Omit the pictures, then write out every entry exactly as it reads.

• [Entries]
** START **

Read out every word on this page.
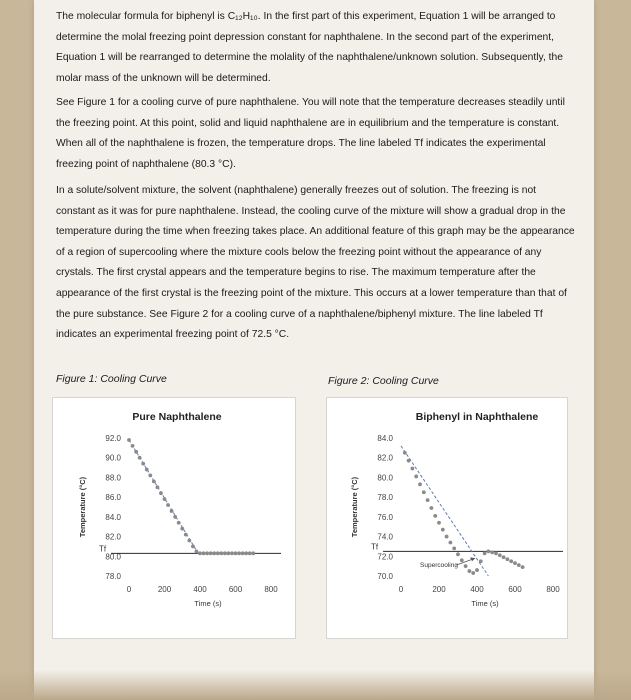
The molecular formula for biphenyl is C₁₂H₁₀. In the first part of this experiment, Equation 1 will be arranged to determine the molal freezing point depression constant for naphthalene. In the second part of the experiment, Equation 1 will be rearranged to determine the molality of the naphthalene/unknown solution. Subsequently, the molar mass of the unknown will be determined.
See Figure 1 for a cooling curve of pure naphthalene. You will note that the temperature decreases steadily until the freezing point. At this point, solid and liquid naphthalene are in equilibrium and the temperature is constant. When all of the naphthalene is frozen, the temperature drops. The line labeled Tf indicates the experimental freezing point of naphthalene (80.3 °C).
In a solute/solvent mixture, the solvent (naphthalene) generally freezes out of solution. The freezing is not constant as it was for pure naphthalene. Instead, the cooling curve of the mixture will show a gradual drop in the temperature during the time when freezing takes place. An additional feature of this graph may be the appearance of a region of supercooling where the mixture cools below the freezing point without the appearance of any crystals. The first crystal appears and the temperature begins to rise. The maximum temperature after the appearance of the first crystal is the freezing point of the mixture. This occurs at a lower temperature than that of the pure substance. See Figure 2 for a cooling curve of a naphthalene/biphenyl mixture. The line labeled Tf indicates an experimental freezing point of 72.5 °C.
Figure 1: Cooling Curve	Figure 2: Cooling Curve
Pure Naphthalene
92.0
90.0
88.0
86.0
84.0
82.0
80.0
78.0
0	200	400	600	800
Time (s)
Temperature (°C)
Tf
Biphenyl in Naphthalene
84.0
82.0
80.0
78.0
76.0
74.0
72.0
70.0
0	200	400	600	800
Time (s)
Temperature (°C)
Tf
Supercooling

** END **

• [Written solution]
Read out every word on this page.
The molecular formula for biphenyl is C₁₂H₁₀. In the first part of this experiment, Equation 1 will be arranged to determine the molal freezing point depression constant for naphthalene. In the second part of the experiment, Equation 1 will be rearranged to determine the molality of the naphthalene/unknown solution. Subsequently, the molar mass of the unknown will be determined.
See Figure 1 for a cooling curve of pure naphthalene. You will note that the temperature decreases steadily until the freezing point. At this point, solid and liquid naphthalene are in equilibrium and the temperature is constant. When all of the naphthalene is frozen, the temperature drops. The line labeled Tf indicates the experimental freezing point of naphthalene (80.3 °C).
In a solute/solvent mixture, the solvent (naphthalene) generally freezes out of solution. The freezing is not constant as it was for pure naphthalene. Instead, the cooling curve of the mixture will show a gradual drop in the temperature during the time when freezing takes place. An additional feature of this graph may be the appearance of a region of supercooling where the mixture cools below the freezing point without the appearance of any crystals. The first crystal appears and the temperature begins to rise. The maximum temperature after the appearance of the first crystal is the freezing point of the mixture. This occurs at a lower temperature than that of the pure substance. See Figure 2 for a cooling curve of a naphthalene/biphenyl mixture. The line labeled Tf indicates an experimental freezing point of 72.5 °C.
Figure 1: Cooling Curve	Figure 2: Cooling Curve
Pure Naphthalene
92.0
90.0
88.0
86.0
84.0
82.0
80.0
78.0
0	200	400	600	800
Time (s)
Temperature (°C)
Tf
Biphenyl in Naphthalene
84.0
82.0
80.0
78.0
76.0
74.0
72.0
70.0
0	200	400	600	800
Time (s)
Temperature (°C)
Tf
Supercooling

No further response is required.